Directive
For the listing below, give the count of lines containing "南安市英都镇", and no other text.

Data entries:
====================

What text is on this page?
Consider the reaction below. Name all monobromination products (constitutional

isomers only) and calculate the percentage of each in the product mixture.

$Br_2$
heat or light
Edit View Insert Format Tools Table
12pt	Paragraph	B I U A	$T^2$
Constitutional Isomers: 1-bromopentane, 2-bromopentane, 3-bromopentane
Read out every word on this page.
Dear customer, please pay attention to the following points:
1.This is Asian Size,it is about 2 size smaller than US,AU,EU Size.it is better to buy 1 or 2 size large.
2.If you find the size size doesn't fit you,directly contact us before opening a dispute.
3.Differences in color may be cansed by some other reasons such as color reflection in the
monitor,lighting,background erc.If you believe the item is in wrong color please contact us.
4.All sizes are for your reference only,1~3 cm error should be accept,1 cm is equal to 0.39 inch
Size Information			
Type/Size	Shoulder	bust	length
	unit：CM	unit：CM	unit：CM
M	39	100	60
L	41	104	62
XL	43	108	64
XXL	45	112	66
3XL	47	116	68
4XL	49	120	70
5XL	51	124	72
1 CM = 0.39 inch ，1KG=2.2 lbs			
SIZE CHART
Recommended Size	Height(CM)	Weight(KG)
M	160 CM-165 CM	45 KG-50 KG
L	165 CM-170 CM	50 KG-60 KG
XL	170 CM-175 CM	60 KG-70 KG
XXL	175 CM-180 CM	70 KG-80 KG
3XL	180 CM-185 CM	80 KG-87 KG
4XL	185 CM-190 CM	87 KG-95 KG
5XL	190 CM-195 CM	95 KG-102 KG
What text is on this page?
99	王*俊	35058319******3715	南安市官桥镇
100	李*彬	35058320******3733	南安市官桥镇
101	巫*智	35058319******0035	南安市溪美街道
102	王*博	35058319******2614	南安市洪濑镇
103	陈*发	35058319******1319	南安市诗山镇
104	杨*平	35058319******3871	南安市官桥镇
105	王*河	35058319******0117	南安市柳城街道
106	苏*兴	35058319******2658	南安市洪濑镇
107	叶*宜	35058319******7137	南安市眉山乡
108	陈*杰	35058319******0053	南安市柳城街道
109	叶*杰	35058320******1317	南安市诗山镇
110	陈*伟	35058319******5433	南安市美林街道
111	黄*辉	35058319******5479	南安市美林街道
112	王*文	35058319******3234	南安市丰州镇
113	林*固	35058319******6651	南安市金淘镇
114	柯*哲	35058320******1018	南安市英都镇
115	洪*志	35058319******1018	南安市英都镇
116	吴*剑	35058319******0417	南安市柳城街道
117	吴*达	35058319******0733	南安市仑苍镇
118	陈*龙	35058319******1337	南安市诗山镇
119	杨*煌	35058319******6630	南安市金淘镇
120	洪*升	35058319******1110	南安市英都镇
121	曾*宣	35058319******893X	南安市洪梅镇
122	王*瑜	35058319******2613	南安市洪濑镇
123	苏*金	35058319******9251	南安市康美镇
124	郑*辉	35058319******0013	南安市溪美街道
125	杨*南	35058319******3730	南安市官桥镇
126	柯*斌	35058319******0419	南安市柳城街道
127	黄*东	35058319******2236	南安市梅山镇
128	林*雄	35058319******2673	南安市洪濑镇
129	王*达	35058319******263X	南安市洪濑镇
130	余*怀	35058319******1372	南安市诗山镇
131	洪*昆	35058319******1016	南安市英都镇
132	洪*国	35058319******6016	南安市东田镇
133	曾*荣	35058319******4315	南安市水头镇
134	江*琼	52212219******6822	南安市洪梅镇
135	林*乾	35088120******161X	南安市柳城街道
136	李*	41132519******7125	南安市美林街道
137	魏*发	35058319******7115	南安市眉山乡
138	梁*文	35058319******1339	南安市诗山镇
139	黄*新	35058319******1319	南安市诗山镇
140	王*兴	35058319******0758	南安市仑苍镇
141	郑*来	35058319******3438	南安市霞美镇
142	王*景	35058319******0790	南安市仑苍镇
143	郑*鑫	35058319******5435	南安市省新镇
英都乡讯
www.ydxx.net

====================

Solution for this exercise
4